- TASK ITEM A -
Summarize the article on rapamycin and aging in two sentences.
- TASK ITEM B -
Continue the article on rapamycin and aging from the point where it stops.

- READING TEXT -
<<<<

Rapamycin makes mice live longer, but hardly slows down the aging process

A team of researchers from the German Center for Neurodegenerative Diseases (DZNE) and the Helmholtz Zentrum München has now found that rapamycin extends lifespan – but its impact on aging itself is limited.

The life-extending effect seems to be related to rapamycin’s suppression of tumors, which represent the main causes of death in these mouse strains. The findings are reported in the current issue of the “Journal of Clinical Investigation” (published online on July 25, 2013).

The body’s repair mechanisms begin to fail with increasing age. As a result, signs of wear and tear appear and the risk for many diseases, including Alzheimer’s disease, diabetes, cardiovascular disorders and cancer, increases. “Current efforts to develop therapies against age-related diseases target these disorders one by one,” says Dr. Dan Ehninger, research group leader at the DZNE site in Bonn. “Influencing the aging process itself may be an alternative approach with the potential to yield broadly effective therapeutics against age-related diseases.”

In this context, the substance rapamycin is noteworthy. Rapamycin is used in recipients of organ transplants, as it keeps the immune system in check and can consequently prevent rejection of the foreign tissue. In 2009, US scientists discovered another effect: Mice treated with rapamycin lived longer than their untreated counterparts. “Rapamycin was the first drug shown to extend maximal lifespan in a mammalian species. This study has created quite a stir,” says Ehninger.

>>>>

- GIVEN ENTRIES -

<<<<

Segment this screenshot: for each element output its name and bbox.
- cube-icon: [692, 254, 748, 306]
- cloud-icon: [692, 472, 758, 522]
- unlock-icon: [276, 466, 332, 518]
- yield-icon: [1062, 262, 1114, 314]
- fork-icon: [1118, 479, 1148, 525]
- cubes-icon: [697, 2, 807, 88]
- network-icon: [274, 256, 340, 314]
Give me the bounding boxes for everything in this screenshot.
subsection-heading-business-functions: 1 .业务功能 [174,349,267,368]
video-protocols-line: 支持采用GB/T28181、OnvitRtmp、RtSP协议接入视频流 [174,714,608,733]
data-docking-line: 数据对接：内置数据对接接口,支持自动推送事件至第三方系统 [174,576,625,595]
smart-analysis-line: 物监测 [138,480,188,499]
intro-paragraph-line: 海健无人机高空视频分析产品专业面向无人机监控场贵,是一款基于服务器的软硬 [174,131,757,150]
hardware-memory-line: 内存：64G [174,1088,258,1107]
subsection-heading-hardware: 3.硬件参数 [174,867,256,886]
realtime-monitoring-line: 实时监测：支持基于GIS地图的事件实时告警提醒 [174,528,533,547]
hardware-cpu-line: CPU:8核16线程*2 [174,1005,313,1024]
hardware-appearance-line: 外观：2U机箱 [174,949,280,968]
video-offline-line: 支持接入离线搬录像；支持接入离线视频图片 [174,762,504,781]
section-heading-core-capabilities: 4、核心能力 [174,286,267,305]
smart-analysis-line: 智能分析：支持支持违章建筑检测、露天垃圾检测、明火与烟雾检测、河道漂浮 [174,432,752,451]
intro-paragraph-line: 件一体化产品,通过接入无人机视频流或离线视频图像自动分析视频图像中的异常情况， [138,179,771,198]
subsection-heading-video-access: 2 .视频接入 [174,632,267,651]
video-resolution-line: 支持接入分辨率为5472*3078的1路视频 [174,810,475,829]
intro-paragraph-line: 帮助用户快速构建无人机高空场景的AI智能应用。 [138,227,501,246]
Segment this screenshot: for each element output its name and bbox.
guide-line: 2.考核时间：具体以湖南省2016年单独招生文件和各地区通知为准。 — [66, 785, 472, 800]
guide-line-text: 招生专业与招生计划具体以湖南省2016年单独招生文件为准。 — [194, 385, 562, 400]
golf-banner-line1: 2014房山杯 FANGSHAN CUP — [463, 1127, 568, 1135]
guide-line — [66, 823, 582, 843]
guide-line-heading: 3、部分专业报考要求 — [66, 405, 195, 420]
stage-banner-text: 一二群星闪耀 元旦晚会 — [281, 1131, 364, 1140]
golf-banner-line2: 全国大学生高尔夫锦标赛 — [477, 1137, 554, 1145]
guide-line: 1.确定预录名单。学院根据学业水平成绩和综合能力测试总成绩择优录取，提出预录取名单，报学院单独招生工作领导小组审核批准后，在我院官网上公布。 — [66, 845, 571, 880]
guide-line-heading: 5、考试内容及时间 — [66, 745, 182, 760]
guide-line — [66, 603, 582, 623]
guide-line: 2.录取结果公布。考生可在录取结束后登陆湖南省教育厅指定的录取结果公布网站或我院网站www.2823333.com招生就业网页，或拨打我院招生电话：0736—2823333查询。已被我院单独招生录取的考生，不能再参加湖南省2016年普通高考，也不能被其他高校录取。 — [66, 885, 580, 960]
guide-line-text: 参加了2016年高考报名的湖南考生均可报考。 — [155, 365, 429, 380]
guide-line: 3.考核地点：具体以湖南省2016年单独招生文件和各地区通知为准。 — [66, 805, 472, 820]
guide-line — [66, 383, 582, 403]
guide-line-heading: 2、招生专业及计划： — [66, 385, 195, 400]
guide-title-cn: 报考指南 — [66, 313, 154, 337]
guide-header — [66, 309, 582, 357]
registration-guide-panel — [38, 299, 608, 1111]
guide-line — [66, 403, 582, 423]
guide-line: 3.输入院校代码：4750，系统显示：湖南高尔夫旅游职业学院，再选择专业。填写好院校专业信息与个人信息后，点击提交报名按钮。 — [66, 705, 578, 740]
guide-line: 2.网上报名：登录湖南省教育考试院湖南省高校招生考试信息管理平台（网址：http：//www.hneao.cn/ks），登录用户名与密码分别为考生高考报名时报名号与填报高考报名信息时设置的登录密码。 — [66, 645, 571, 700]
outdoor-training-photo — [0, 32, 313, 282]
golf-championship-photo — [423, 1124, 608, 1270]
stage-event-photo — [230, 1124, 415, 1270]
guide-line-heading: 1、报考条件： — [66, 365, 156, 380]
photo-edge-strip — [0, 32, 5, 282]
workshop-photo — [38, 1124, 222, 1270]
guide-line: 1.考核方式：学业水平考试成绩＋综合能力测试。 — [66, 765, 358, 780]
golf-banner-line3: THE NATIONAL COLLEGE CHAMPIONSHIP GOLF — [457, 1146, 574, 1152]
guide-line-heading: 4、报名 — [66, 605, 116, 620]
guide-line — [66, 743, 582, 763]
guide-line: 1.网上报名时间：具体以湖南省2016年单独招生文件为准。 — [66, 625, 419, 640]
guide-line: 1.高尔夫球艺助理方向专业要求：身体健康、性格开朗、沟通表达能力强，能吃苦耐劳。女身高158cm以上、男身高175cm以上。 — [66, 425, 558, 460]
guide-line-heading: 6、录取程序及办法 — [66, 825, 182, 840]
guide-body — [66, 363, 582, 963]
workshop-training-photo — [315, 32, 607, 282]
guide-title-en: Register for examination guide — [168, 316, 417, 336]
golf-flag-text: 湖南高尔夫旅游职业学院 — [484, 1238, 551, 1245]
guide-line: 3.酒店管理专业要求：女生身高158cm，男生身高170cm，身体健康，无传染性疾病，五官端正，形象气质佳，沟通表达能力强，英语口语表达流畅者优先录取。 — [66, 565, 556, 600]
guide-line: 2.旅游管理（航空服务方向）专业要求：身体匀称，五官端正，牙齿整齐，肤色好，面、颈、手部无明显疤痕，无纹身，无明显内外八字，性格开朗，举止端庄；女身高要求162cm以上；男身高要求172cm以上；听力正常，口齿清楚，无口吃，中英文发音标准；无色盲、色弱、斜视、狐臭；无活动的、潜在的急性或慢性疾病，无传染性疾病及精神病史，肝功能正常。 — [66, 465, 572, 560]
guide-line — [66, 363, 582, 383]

>>>>

- TASK OUTPUT A -
Researchers from the German Center for Neurodegenerative Diseases (DZNE) and the Helmholtz Zentrum München found that rapamycin extends lifespan in mice but has a limited impact on aging itself, and the longer life seems related to the drug's suppression of tumors, the main causes of death in these mouse strains. Rapamycin, used in organ transplant recipients to keep the immune system in check, drew attention after US scientists discovered in 2009 that treated mice lived longer than untreated ones, since influencing aging itself could yield broadly effective therapies against age-related diseases.

- TASK OUTPUT B -
For Ehninger and his team, this finding motivated further studies: “We wanted to address if rapamycin slows down aging in mice or, alternatively, if it has an isolated effect on lifespan – without broadly modulating aging.”

Not a youth elixir

Together with scientists from the Helmholtz Zentrum München and other colleagues, Ehninger’s group investigated if rapamycin influences aging in mice. The results are sobering: “Our results indicate that rapamycin extends lifespan, but it has only limited effects on the aging process itself,” is Ehninger’s summary of the findings. “Most aging traits were not affected by rapamycin treatment. Although we did observe positive effects on some aging traits, such as memory impairments and reduced red blood cell counts, our studies showed that similar drug effects are also seen in young mice, indicating that rapamycin did not influence these measures by slowing aging, but rather via other, aging-independent, mechanisms.”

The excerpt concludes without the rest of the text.